(Excerpt from a dataset)
::::::::::
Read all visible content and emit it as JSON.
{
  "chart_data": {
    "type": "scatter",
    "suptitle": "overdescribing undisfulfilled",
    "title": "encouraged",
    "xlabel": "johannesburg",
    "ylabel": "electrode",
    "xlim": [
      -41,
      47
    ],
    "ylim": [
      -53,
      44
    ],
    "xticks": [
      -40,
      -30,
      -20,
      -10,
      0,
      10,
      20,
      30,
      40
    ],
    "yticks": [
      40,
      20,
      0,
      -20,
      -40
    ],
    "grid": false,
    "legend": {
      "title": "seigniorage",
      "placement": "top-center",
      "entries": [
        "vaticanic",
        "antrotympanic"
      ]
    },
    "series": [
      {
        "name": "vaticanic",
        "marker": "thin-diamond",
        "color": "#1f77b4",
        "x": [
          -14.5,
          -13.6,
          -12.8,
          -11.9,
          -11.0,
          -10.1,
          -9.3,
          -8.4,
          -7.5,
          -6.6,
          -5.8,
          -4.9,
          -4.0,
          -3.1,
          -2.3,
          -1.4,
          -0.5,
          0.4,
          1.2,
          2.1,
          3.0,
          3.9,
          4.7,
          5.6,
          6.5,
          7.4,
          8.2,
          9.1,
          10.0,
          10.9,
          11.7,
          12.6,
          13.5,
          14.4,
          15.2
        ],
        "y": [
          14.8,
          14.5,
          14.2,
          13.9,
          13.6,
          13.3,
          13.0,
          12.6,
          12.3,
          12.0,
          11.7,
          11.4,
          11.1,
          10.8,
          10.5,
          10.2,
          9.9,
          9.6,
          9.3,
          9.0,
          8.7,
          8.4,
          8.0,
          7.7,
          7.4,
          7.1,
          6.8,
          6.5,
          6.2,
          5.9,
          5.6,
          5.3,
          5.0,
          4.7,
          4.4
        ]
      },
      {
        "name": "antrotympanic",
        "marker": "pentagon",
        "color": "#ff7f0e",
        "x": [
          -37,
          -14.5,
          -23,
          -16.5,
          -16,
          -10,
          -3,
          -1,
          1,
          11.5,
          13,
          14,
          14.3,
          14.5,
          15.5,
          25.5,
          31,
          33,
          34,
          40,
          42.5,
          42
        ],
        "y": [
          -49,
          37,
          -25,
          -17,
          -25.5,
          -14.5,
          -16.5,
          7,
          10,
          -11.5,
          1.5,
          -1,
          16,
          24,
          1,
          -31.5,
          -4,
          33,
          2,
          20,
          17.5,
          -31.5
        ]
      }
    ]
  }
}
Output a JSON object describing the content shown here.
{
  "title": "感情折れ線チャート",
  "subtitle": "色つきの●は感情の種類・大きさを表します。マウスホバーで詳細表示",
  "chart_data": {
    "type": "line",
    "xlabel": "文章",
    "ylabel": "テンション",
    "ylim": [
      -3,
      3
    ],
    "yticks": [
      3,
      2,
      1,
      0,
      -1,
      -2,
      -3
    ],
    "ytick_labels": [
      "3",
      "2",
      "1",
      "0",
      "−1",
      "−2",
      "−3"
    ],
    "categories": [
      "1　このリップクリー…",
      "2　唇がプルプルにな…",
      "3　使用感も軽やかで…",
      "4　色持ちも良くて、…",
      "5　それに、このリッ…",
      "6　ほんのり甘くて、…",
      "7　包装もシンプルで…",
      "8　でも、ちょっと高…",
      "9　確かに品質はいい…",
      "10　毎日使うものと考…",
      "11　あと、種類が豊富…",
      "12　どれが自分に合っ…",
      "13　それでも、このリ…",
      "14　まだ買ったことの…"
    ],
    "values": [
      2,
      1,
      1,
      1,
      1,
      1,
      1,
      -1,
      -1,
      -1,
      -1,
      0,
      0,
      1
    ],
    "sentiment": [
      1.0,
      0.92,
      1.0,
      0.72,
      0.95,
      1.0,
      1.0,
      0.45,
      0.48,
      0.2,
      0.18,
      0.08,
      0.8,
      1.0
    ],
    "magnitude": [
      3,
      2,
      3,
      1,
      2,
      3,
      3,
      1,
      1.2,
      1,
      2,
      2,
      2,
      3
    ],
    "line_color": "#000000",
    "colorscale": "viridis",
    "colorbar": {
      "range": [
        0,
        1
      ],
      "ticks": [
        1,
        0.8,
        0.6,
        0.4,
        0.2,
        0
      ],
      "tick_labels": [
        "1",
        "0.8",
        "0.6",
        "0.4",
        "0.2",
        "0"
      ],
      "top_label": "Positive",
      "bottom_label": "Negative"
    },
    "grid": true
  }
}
::::::::::
* _The task_
In the listing above, find the lines holding the word "content" and copy them.

* _Result_
Read all visible content and emit it as JSON.
Output a JSON object describing the content shown here.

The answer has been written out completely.